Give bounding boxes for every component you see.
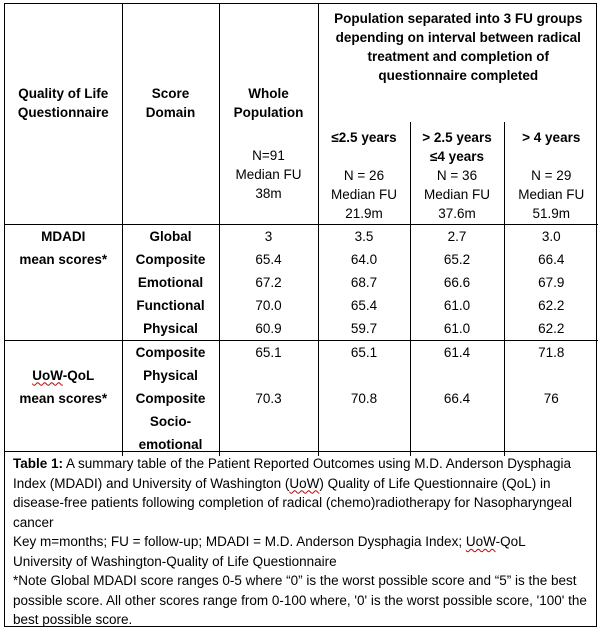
uow-value: 70.3	[255, 390, 282, 406]
mdadi-value: 62.2	[538, 297, 565, 313]
uow-group-1-values	[318, 340, 410, 456]
uow-domain-composite-socio-emotional: Composite Socio-emotional	[135, 390, 206, 452]
group-2-label: > 2.5 years ≤4 years	[422, 130, 492, 164]
whole-population-stats	[219, 122, 318, 224]
uow-value: 61.4	[443, 344, 471, 360]
mdadi-value: 64.0	[350, 251, 378, 267]
group-2-median-label: Median FU	[423, 187, 491, 202]
mdadi-value: 68.7	[350, 274, 378, 290]
outcomes-table	[5, 4, 598, 456]
uow-label-line2: mean scores*	[19, 390, 108, 406]
caption-note: *Note Global MDADI score ranges 0-5 where “0” is the worst possible score and “5” is the best possible score. All other scores range from 0-100 where, '0' is the worst possible score, '100' the best possible score.	[13, 573, 587, 627]
mdadi-label	[5, 224, 122, 340]
caption-key	[13, 532, 588, 571]
whole-n: N=91	[252, 148, 285, 163]
caption-key-uow: UoW	[465, 534, 496, 549]
mdadi-domain-physical: Physical	[143, 320, 198, 336]
uow-value: 66.4	[443, 390, 471, 406]
mdadi-value: 59.7	[350, 320, 378, 336]
mdadi-value: 3.5	[354, 228, 374, 244]
caption-key-b: -QoL University of Washington-Quality of Life Questionnaire	[13, 534, 526, 569]
uow-label-abbr: UoW	[32, 367, 63, 383]
caption-key-a: Key m=months; FU = follow-up; MDADI = M.D. Anderson Dysphagia Index;	[13, 534, 466, 549]
uow-domains	[122, 340, 219, 456]
caption-uow: UoW	[289, 475, 320, 491]
caption-summary	[13, 454, 588, 532]
mdadi-value: 67.9	[538, 274, 565, 290]
mdadi-value: 62.2	[538, 320, 565, 336]
mdadi-value: 66.6	[443, 274, 471, 290]
mdadi-value: 65.4	[255, 251, 282, 267]
mdadi-group-1-values	[318, 224, 410, 340]
group-1-n: N = 26	[343, 168, 385, 183]
group-2-n: N = 36	[436, 168, 478, 183]
mdadi-value: 61.0	[443, 297, 471, 313]
col-header-domain: Score Domain	[122, 4, 219, 224]
col-header-whole: Whole Population	[219, 4, 318, 122]
group-2-header	[410, 122, 504, 224]
mdadi-value: 65.4	[350, 297, 378, 313]
mdadi-value: 3	[264, 228, 273, 244]
uow-value: 65.1	[350, 344, 378, 360]
mdadi-label-line2: mean scores*	[19, 251, 108, 267]
mdadi-group-2-values	[410, 224, 504, 340]
group-3-median: 51.9m	[532, 206, 571, 221]
group-1-label: ≤2.5 years	[331, 130, 397, 145]
group-1-median: 21.9m	[345, 206, 383, 221]
uow-value: 65.1	[255, 344, 282, 360]
group-3-label: > 4 years	[522, 130, 581, 145]
group-1-header	[318, 122, 410, 224]
mdadi-value: 2.7	[447, 228, 467, 244]
group-3-n: N = 29	[531, 168, 572, 183]
col-header-questionnaire: Quality of Life Questionnaire	[5, 4, 122, 224]
caption-title: Table 1:	[13, 456, 64, 471]
uow-whole-values	[219, 340, 318, 456]
uow-group-3-values	[504, 340, 598, 456]
table-caption	[5, 451, 596, 632]
results-table-figure	[4, 3, 597, 627]
uow-value: 70.8	[350, 390, 378, 406]
group-1-median-label: Median FU	[330, 187, 398, 202]
uow-label-suffix: -QoL	[62, 367, 95, 383]
mdadi-domain-emotional: Emotional	[137, 274, 204, 290]
uow-group-2-values	[410, 340, 504, 456]
mdadi-domains	[122, 224, 219, 340]
group-3-header	[504, 122, 598, 224]
uow-value: 76	[543, 390, 559, 406]
mdadi-domain-global: Global	[149, 228, 192, 244]
uow-value: 71.8	[538, 344, 565, 360]
mdadi-domain-composite: Composite	[135, 251, 206, 267]
mdadi-value: 67.2	[255, 274, 282, 290]
mdadi-domain-functional: Functional	[136, 297, 205, 313]
mdadi-value: 61.0	[443, 320, 471, 336]
uow-label	[5, 340, 122, 456]
caption-text-a: A summary table of the Patient Reported Outcomes using M.D. Anderson Dysphagia Index (MDADI) and University of Washington (	[13, 456, 572, 491]
group-3-median-label: Median FU	[518, 187, 585, 202]
whole-median-label: Median FU	[235, 167, 302, 182]
uow-domain-composite-physical: Composite Physical	[135, 344, 206, 383]
mdadi-value: 3.0	[541, 228, 561, 244]
mdadi-value: 60.9	[255, 320, 282, 336]
mdadi-whole-values	[219, 224, 318, 340]
mdadi-value: 66.4	[538, 251, 565, 267]
mdadi-value: 65.2	[443, 251, 471, 267]
whole-median: 38m	[255, 186, 282, 201]
mdadi-value: 70.0	[255, 297, 282, 313]
col-header-fu-groups: Population separated into 3 FU groups depending on interval between radical treatment and completion of questionnaire completed	[334, 11, 583, 83]
group-2-median: 37.6m	[438, 206, 476, 221]
mdadi-label-line1: MDADI	[41, 228, 86, 244]
mdadi-group-3-values	[504, 224, 598, 340]
caption-text-b: ) Quality of Life Questionnaire (QoL) in disease-free patients following completion of radical (chemo)radiotherapy for Nasopharyngeal cancer	[13, 475, 573, 530]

------

◆ Task to complete
Everything in the records that precede this task must be written out again exactly, except the pictures.

◆ Task result
Give bounding boxes for every component you see.
uow-value: 70.3	[255, 390, 282, 406]
mdadi-value: 62.2	[538, 297, 565, 313]
uow-group-1-values	[318, 340, 410, 456]
uow-domain-composite-socio-emotional: Composite Socio-emotional	[135, 390, 206, 452]
group-2-label: > 2.5 years ≤4 years	[422, 130, 492, 164]
whole-population-stats	[219, 122, 318, 224]
uow-value: 61.4	[443, 344, 471, 360]
mdadi-value: 64.0	[350, 251, 378, 267]
group-2-median-label: Median FU	[423, 187, 491, 202]
mdadi-value: 68.7	[350, 274, 378, 290]
outcomes-table	[5, 4, 598, 456]
uow-label-line2: mean scores*	[19, 390, 108, 406]
caption-note: *Note Global MDADI score ranges 0-5 where “0” is the worst possible score and “5” is the best possible score. All other scores range from 0-100 where, '0' is the worst possible score, '100' the best possible score.	[13, 573, 587, 627]
mdadi-label	[5, 224, 122, 340]
caption-key	[13, 532, 588, 571]
whole-n: N=91	[252, 148, 285, 163]
caption-key-uow: UoW	[465, 534, 496, 549]
mdadi-domain-physical: Physical	[143, 320, 198, 336]
uow-value: 66.4	[443, 390, 471, 406]
mdadi-value: 59.7	[350, 320, 378, 336]
mdadi-value: 3.5	[354, 228, 374, 244]
caption-key-b: -QoL University of Washington-Quality of Life Questionnaire	[13, 534, 526, 569]
uow-label-abbr: UoW	[32, 367, 63, 383]
caption-key-a: Key m=months; FU = follow-up; MDADI = M.D. Anderson Dysphagia Index;	[13, 534, 466, 549]
uow-domains	[122, 340, 219, 456]
caption-uow: UoW	[289, 475, 320, 491]
caption-summary	[13, 454, 588, 532]
mdadi-value: 67.9	[538, 274, 565, 290]
mdadi-value: 62.2	[538, 320, 565, 336]
mdadi-value: 66.6	[443, 274, 471, 290]
mdadi-value: 65.4	[255, 251, 282, 267]
mdadi-group-1-values	[318, 224, 410, 340]
group-1-n: N = 26	[343, 168, 385, 183]
group-2-n: N = 36	[436, 168, 478, 183]
mdadi-value: 61.0	[443, 297, 471, 313]
col-header-domain: Score Domain	[122, 4, 219, 224]
col-header-whole: Whole Population	[219, 4, 318, 122]
group-2-header	[410, 122, 504, 224]
mdadi-value: 65.4	[350, 297, 378, 313]
mdadi-value: 3	[264, 228, 273, 244]
uow-value: 65.1	[350, 344, 378, 360]
mdadi-label-line2: mean scores*	[19, 251, 108, 267]
mdadi-group-2-values	[410, 224, 504, 340]
group-3-median: 51.9m	[532, 206, 571, 221]
group-1-label: ≤2.5 years	[331, 130, 397, 145]
group-1-median: 21.9m	[345, 206, 383, 221]
uow-value: 65.1	[255, 344, 282, 360]
group-3-label: > 4 years	[522, 130, 581, 145]
group-1-header	[318, 122, 410, 224]
mdadi-value: 2.7	[447, 228, 467, 244]
group-3-n: N = 29	[531, 168, 572, 183]
col-header-questionnaire: Quality of Life Questionnaire	[5, 4, 122, 224]
caption-title: Table 1:	[13, 456, 64, 471]
uow-whole-values	[219, 340, 318, 456]
uow-group-3-values	[504, 340, 598, 456]
table-caption	[5, 451, 596, 632]
results-table-figure	[4, 3, 597, 627]
uow-value: 70.8	[350, 390, 378, 406]
group-1-median-label: Median FU	[330, 187, 398, 202]
uow-label-suffix: -QoL	[62, 367, 95, 383]
mdadi-domain-emotional: Emotional	[137, 274, 204, 290]
uow-group-2-values	[410, 340, 504, 456]
mdadi-domains	[122, 224, 219, 340]
group-3-header	[504, 122, 598, 224]
uow-value: 76	[543, 390, 559, 406]
mdadi-domain-global: Global	[149, 228, 192, 244]
uow-value: 71.8	[538, 344, 565, 360]
mdadi-domain-composite: Composite	[135, 251, 206, 267]
mdadi-value: 67.2	[255, 274, 282, 290]
mdadi-domain-functional: Functional	[136, 297, 205, 313]
mdadi-value: 61.0	[443, 320, 471, 336]
uow-label	[5, 340, 122, 456]
caption-text-a: A summary table of the Patient Reported Outcomes using M.D. Anderson Dysphagia Index (MDADI) and University of Washington (	[13, 456, 572, 491]
group-3-median-label: Median FU	[518, 187, 585, 202]
whole-median-label: Median FU	[235, 167, 302, 182]
uow-domain-composite-physical: Composite Physical	[135, 344, 206, 383]
mdadi-value: 3.0	[541, 228, 561, 244]
mdadi-value: 60.9	[255, 320, 282, 336]
mdadi-whole-values	[219, 224, 318, 340]
mdadi-value: 66.4	[538, 251, 565, 267]
mdadi-value: 65.2	[443, 251, 471, 267]
whole-median: 38m	[255, 186, 282, 201]
mdadi-value: 70.0	[255, 297, 282, 313]
col-header-fu-groups: Population separated into 3 FU groups depending on interval between radical treatment and completion of questionnaire completed	[334, 11, 583, 83]
group-2-median: 37.6m	[438, 206, 476, 221]
mdadi-label-line1: MDADI	[41, 228, 86, 244]
mdadi-group-3-values	[504, 224, 598, 340]
caption-text-b: ) Quality of Life Questionnaire (QoL) in disease-free patients following completion of radical (chemo)radiotherapy for Nasopharyngeal cancer	[13, 475, 573, 530]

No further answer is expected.